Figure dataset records
□ □ □ □
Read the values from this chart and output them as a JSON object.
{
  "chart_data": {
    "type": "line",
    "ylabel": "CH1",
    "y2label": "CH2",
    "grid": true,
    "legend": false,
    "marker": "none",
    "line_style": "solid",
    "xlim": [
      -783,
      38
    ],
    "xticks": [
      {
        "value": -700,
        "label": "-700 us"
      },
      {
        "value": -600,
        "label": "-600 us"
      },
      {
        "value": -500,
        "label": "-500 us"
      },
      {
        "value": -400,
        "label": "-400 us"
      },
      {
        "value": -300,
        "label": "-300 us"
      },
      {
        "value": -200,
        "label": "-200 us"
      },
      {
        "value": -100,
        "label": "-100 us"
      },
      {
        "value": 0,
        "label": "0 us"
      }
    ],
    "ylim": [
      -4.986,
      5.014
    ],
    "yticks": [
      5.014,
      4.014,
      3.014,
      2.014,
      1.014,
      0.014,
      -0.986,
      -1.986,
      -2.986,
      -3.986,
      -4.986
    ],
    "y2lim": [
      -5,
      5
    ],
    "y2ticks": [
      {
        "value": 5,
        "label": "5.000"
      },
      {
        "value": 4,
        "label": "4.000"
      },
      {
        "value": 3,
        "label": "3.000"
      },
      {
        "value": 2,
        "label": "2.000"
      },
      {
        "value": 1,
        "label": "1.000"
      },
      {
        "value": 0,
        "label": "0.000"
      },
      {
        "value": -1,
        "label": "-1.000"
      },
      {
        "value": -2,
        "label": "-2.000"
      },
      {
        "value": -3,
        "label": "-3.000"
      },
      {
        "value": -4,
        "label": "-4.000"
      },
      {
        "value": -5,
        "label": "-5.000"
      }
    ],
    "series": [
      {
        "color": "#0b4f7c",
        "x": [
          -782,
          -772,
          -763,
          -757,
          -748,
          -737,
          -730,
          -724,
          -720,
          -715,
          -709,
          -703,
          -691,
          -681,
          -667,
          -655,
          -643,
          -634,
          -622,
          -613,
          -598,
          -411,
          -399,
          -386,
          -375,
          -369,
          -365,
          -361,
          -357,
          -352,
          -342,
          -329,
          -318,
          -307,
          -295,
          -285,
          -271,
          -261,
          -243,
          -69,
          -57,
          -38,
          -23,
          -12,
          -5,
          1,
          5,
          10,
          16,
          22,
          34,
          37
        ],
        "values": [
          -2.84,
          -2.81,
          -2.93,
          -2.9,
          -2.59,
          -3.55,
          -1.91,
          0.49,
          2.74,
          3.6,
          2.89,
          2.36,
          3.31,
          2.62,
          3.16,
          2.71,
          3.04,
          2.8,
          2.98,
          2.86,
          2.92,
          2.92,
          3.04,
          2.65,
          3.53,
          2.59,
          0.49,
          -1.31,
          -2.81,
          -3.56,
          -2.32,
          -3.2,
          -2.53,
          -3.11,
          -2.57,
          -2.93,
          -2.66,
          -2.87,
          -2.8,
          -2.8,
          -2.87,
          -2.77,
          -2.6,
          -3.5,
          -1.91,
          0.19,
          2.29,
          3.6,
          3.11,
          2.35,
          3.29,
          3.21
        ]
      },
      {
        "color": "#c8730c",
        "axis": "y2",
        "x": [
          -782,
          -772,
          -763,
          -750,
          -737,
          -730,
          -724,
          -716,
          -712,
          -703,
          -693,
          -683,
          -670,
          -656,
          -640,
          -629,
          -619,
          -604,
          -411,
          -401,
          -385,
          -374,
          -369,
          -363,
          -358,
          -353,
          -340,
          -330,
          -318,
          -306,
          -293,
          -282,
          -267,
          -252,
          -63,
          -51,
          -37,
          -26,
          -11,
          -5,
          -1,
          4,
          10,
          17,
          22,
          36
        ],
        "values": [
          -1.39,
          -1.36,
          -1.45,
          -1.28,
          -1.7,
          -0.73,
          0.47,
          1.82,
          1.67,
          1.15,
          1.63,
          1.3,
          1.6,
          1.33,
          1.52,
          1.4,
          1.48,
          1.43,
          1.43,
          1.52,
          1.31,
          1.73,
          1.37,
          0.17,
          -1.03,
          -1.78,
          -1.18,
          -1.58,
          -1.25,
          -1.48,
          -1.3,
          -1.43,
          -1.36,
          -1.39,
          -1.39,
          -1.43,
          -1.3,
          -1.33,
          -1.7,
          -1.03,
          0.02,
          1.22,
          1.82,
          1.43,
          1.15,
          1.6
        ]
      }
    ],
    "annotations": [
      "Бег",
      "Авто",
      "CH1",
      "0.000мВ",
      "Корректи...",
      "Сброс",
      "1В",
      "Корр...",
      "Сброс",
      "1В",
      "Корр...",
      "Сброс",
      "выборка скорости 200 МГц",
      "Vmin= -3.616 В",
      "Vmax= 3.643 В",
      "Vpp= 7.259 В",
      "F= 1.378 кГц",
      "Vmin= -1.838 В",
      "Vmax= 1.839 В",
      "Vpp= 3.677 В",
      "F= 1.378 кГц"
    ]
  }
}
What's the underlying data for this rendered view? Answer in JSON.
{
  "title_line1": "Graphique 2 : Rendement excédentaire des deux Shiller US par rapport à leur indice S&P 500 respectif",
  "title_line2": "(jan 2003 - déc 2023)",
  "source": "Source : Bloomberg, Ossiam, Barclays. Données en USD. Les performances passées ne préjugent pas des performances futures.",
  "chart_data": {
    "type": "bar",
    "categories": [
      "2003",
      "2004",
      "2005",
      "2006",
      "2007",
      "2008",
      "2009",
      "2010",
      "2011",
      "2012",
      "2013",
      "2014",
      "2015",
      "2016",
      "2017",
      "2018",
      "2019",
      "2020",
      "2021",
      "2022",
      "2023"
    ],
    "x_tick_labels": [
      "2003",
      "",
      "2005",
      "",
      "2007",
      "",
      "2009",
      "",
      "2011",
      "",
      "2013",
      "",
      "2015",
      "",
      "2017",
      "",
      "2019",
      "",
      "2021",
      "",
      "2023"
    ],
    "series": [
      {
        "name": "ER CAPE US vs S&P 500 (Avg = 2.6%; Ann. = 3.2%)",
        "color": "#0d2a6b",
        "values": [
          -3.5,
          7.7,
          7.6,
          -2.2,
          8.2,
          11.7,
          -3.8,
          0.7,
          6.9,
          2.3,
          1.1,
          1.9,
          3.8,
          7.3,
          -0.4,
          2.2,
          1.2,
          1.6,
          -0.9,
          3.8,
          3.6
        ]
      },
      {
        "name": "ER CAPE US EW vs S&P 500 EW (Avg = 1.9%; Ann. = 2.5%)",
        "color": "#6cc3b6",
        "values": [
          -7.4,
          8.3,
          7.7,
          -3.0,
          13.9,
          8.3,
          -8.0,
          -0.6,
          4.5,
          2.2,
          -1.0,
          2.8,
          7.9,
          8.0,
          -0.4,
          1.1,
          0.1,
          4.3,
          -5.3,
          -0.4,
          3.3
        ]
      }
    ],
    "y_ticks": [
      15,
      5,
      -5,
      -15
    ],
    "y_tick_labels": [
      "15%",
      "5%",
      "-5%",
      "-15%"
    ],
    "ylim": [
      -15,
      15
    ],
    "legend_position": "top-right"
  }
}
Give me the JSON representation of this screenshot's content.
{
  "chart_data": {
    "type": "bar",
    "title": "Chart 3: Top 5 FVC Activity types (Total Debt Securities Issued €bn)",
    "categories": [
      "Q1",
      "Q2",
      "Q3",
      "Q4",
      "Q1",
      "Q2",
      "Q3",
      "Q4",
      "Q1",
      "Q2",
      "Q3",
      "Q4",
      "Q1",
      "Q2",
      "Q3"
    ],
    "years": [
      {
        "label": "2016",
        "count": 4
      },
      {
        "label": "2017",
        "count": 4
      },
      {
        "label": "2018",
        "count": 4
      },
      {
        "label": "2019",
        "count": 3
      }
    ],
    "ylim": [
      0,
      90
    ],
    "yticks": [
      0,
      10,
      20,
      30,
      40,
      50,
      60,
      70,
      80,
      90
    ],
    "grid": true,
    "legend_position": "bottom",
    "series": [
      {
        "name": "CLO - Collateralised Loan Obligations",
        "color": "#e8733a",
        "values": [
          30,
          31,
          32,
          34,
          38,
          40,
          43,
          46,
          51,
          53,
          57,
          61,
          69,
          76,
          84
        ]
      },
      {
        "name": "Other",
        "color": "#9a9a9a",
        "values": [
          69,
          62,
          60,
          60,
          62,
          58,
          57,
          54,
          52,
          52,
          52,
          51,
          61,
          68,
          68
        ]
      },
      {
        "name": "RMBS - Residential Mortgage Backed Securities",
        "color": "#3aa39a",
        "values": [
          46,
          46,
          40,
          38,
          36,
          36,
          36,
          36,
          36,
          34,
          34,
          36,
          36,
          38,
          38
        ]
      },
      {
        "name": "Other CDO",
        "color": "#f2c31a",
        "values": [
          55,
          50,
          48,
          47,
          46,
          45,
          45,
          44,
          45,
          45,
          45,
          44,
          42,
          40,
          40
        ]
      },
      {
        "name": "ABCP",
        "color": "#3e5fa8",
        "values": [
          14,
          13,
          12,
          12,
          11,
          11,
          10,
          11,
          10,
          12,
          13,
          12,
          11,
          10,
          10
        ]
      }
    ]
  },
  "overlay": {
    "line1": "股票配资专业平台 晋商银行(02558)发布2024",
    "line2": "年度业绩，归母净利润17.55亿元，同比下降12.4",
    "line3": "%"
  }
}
□ □ □ □
Objective:
Using the listing, collect all lines in which the string "color" is found.

Final result:
        "color": "#0b4f7c",
        "color": "#c8730c",
        "color": "#0d2a6b",
        "color": "#6cc3b6",
        "color": "#e8733a",
        "color": "#9a9a9a",
        "color": "#3aa39a",
        "color": "#f2c31a",
        "color": "#3e5fa8",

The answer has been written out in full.